▶ GOAL:
Output the lines from "empty-cell — [301, 432, 388, 450]" through "package-code-cell[interactable]: VAL —" of the listing below exactly as they appear, with both of those lines included.

▶ ENTRIES:
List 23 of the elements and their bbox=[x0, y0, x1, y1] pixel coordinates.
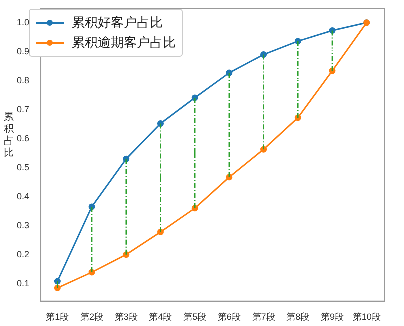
legend-label: 累积逾期客户占比 bbox=[72, 35, 176, 52]
y-tick-label: 1.0 bbox=[16, 17, 30, 28]
y-axis-title: 累积占比 bbox=[4, 112, 15, 160]
y-tick-label: 0.2 bbox=[16, 249, 30, 260]
x-tick-label: 第1段 bbox=[46, 312, 70, 322]
x-tick-label: 第2段 bbox=[80, 312, 104, 322]
y-tick-label: 0.3 bbox=[16, 220, 30, 230]
x-tick-label: 第4段 bbox=[149, 312, 172, 322]
y-tick-label: 0.5 bbox=[16, 162, 30, 172]
legend-label: 累积好客户占比 bbox=[72, 15, 163, 32]
x-tick-label: 第7段 bbox=[252, 312, 276, 322]
x-tick-label: 第10段 bbox=[352, 312, 381, 322]
x-tick-label: 第3段 bbox=[114, 312, 138, 322]
y-tick-label: 0.7 bbox=[16, 104, 30, 114]
y-tick-label: 0.6 bbox=[16, 133, 30, 144]
y-tick-label: 0.4 bbox=[16, 191, 30, 202]
x-tick-label: 第5段 bbox=[184, 312, 207, 322]
y-tick-label: 0.1 bbox=[16, 278, 30, 288]
x-tick-label: 第9段 bbox=[320, 312, 344, 322]
x-tick-label: 第6段 bbox=[218, 312, 241, 322]
y-tick-label: 0.8 bbox=[16, 75, 30, 86]
x-tick-label: 第8段 bbox=[286, 312, 310, 322]
y-tick-label: 0.9 bbox=[16, 46, 30, 56]
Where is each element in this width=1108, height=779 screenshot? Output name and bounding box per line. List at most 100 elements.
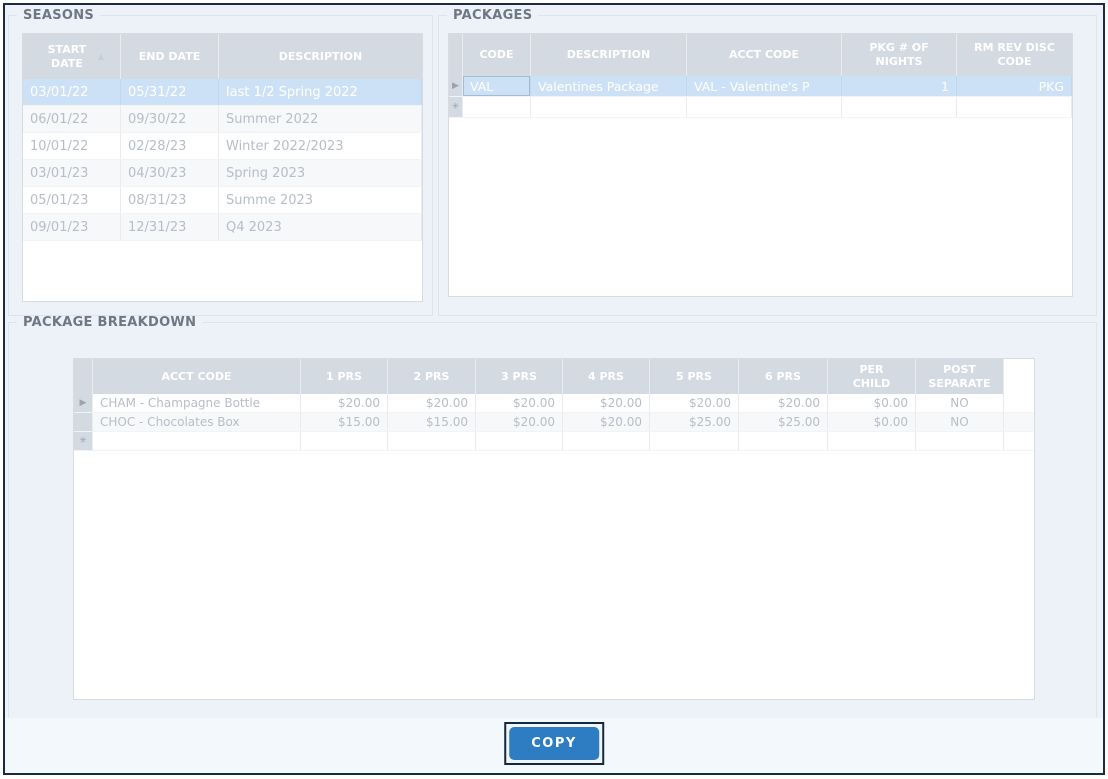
empty-cell — [301, 432, 388, 450]
package-breakdown-legend: PACKAGE BREAKDOWN — [23, 315, 197, 330]
breakdown-col-5prs[interactable]: 5 PRS — [650, 359, 739, 394]
breakdown-3prs-cell: $20.00 — [476, 413, 563, 431]
season-row[interactable]: 06/01/22 09/30/22 Summer 2022 — [23, 106, 422, 133]
packages-col-rm-rev-disc[interactable]: RM REV DISC CODE — [957, 34, 1072, 76]
packages-col-acct-code-label: ACCT CODE — [728, 48, 800, 62]
breakdown-col-5prs-label: 5 PRS — [676, 369, 712, 383]
packages-legend: PACKAGES — [453, 8, 533, 23]
new-row-icon: ✳ — [79, 436, 87, 446]
package-code-cell[interactable]: VAL — [463, 76, 531, 96]
breakdown-1prs-cell: $20.00 — [301, 394, 388, 412]
package-breakdown-table: ACCT CODE 1 PRS 2 PRS 3 PRS 4 PRS 5 PRS — [73, 358, 1035, 700]
breakdown-header-row: ACCT CODE 1 PRS 2 PRS 3 PRS 4 PRS 5 PRS — [74, 359, 1034, 394]
empty-cell — [476, 432, 563, 450]
seasons-legend: SEASONS — [23, 8, 95, 23]
breakdown-col-acct-code-label: ACCT CODE — [161, 369, 232, 383]
breakdown-5prs-cell: $25.00 — [650, 413, 739, 431]
new-row-icon: ✳ — [451, 102, 460, 112]
breakdown-col-2prs[interactable]: 2 PRS — [388, 359, 476, 394]
season-row[interactable]: 10/01/22 02/28/23 Winter 2022/2023 — [23, 133, 422, 160]
season-start-date: 03/01/22 — [23, 79, 121, 105]
window-frame: SEASONS START DATE ▲ END DATE DESCRIPTIO… — [3, 3, 1105, 775]
breakdown-row[interactable]: ▶ CHAM - Champagne Bottle $20.00 $20.00 … — [74, 394, 1034, 413]
current-row-icon: ▶ — [79, 398, 87, 408]
breakdown-2prs-cell: $20.00 — [388, 394, 476, 412]
breakdown-row-filler — [1004, 394, 1034, 412]
breakdown-4prs-cell: $20.00 — [563, 413, 650, 431]
season-row[interactable]: 05/01/23 08/31/23 Summe 2023 — [23, 187, 422, 214]
breakdown-new-row[interactable]: ✳ — [74, 432, 1034, 451]
copy-button[interactable]: COPY — [509, 727, 599, 760]
empty-cell[interactable] — [93, 432, 301, 450]
breakdown-row[interactable]: CHOC - Chocolates Box $15.00 $15.00 $20.… — [74, 413, 1034, 432]
season-description: Summe 2023 — [219, 187, 422, 213]
packages-col-row-selector — [449, 34, 463, 76]
packages-col-pkg-nights[interactable]: PKG # OF NIGHTS — [842, 34, 957, 76]
empty-cell — [531, 97, 687, 117]
season-end-date: 05/31/22 — [121, 79, 219, 105]
season-start-date: 03/01/23 — [23, 160, 121, 186]
empty-cell — [957, 97, 1072, 117]
breakdown-col-1prs[interactable]: 1 PRS — [301, 359, 388, 394]
packages-header-row: CODE DESCRIPTION ACCT CODE PKG # OF NIGH… — [449, 34, 1072, 76]
breakdown-col-acct-code[interactable]: ACCT CODE — [93, 359, 301, 394]
breakdown-col-6prs-label: 6 PRS — [765, 369, 801, 383]
breakdown-post-separate-cell: NO — [916, 394, 1004, 412]
row-selector-cell[interactable]: ▶ — [449, 76, 463, 96]
empty-cell — [828, 432, 916, 450]
breakdown-col-6prs[interactable]: 6 PRS — [739, 359, 828, 394]
breakdown-2prs-cell: $15.00 — [388, 413, 476, 431]
breakdown-per-child-cell: $0.00 — [828, 413, 916, 431]
breakdown-col-per-child[interactable]: PER CHILD — [828, 359, 916, 394]
empty-cell — [687, 97, 842, 117]
empty-cell — [388, 432, 476, 450]
season-end-date: 04/30/23 — [121, 160, 219, 186]
seasons-col-description[interactable]: DESCRIPTION — [219, 34, 422, 79]
breakdown-col-3prs-label: 3 PRS — [501, 369, 537, 383]
breakdown-header-filler — [1004, 359, 1034, 394]
package-row-selected[interactable]: ▶ VAL Valentines Package VAL - Valentine… — [449, 76, 1072, 97]
breakdown-col-3prs[interactable]: 3 PRS — [476, 359, 563, 394]
package-description-cell: Valentines Package — [531, 76, 687, 96]
packages-table: CODE DESCRIPTION ACCT CODE PKG # OF NIGH… — [448, 33, 1073, 297]
packages-col-description-label: DESCRIPTION — [566, 48, 651, 62]
season-description: last 1/2 Spring 2022 — [219, 79, 422, 105]
row-selector-cell[interactable] — [74, 413, 93, 431]
season-row-selected[interactable]: 03/01/22 05/31/22 last 1/2 Spring 2022 — [23, 79, 422, 106]
copy-button-focus-ring: COPY — [504, 722, 604, 765]
empty-cell[interactable] — [463, 97, 531, 117]
package-new-row[interactable]: ✳ — [449, 97, 1072, 118]
seasons-col-end-date-label: END DATE — [138, 49, 201, 63]
breakdown-acct-code-cell: CHAM - Champagne Bottle — [93, 394, 301, 412]
breakdown-col-post-separate-label: POST SEPARATE — [928, 362, 991, 390]
packages-col-pkg-nights-label: PKG # OF NIGHTS — [869, 41, 929, 68]
breakdown-6prs-cell: $25.00 — [739, 413, 828, 431]
breakdown-per-child-cell: $0.00 — [828, 394, 916, 412]
seasons-col-end-date[interactable]: END DATE — [121, 34, 219, 79]
seasons-col-description-label: DESCRIPTION — [278, 49, 363, 63]
breakdown-4prs-cell: $20.00 — [563, 394, 650, 412]
empty-cell — [842, 97, 957, 117]
season-row[interactable]: 09/01/23 12/31/23 Q4 2023 — [23, 214, 422, 241]
breakdown-col-1prs-label: 1 PRS — [326, 369, 362, 383]
packages-col-acct-code[interactable]: ACCT CODE — [687, 34, 842, 76]
sort-ascending-icon: ▲ — [97, 51, 105, 61]
season-start-date: 06/01/22 — [23, 106, 121, 132]
row-selector-cell[interactable]: ✳ — [449, 97, 463, 117]
season-row[interactable]: 03/01/23 04/30/23 Spring 2023 — [23, 160, 422, 187]
package-nights-cell: 1 — [842, 76, 957, 96]
package-rm-rev-disc-cell: PKG — [957, 76, 1072, 96]
breakdown-post-separate-cell: NO — [916, 413, 1004, 431]
packages-col-code[interactable]: CODE — [463, 34, 531, 76]
packages-col-description[interactable]: DESCRIPTION — [531, 34, 687, 76]
breakdown-col-4prs[interactable]: 4 PRS — [563, 359, 650, 394]
breakdown-col-post-separate[interactable]: POST SEPARATE — [916, 359, 1004, 394]
season-description: Spring 2023 — [219, 160, 422, 186]
seasons-col-start-date-label: START DATE — [47, 42, 87, 70]
row-selector-cell[interactable]: ▶ — [74, 394, 93, 412]
current-row-icon: ▶ — [452, 81, 459, 91]
row-selector-cell[interactable]: ✳ — [74, 432, 93, 450]
season-end-date: 09/30/22 — [121, 106, 219, 132]
seasons-col-start-date[interactable]: START DATE ▲ — [23, 34, 121, 79]
breakdown-row-filler — [1004, 432, 1034, 450]
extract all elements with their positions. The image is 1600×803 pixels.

▶ FINAL RESULT:
empty-cell — [301, 432, 388, 450]
package-breakdown-legend: PACKAGE BREAKDOWN — [23, 315, 197, 330]
breakdown-col-5prs[interactable]: 5 PRS — [650, 359, 739, 394]
breakdown-3prs-cell: $20.00 — [476, 413, 563, 431]
season-row[interactable]: 06/01/22 09/30/22 Summer 2022 — [23, 106, 422, 133]
packages-col-rm-rev-disc[interactable]: RM REV DISC CODE — [957, 34, 1072, 76]
packages-col-acct-code-label: ACCT CODE — [728, 48, 800, 62]
breakdown-col-5prs-label: 5 PRS — [676, 369, 712, 383]
packages-legend: PACKAGES — [453, 8, 533, 23]
new-row-icon: ✳ — [79, 436, 87, 446]
package-code-cell[interactable]: VAL — [463, 76, 531, 96]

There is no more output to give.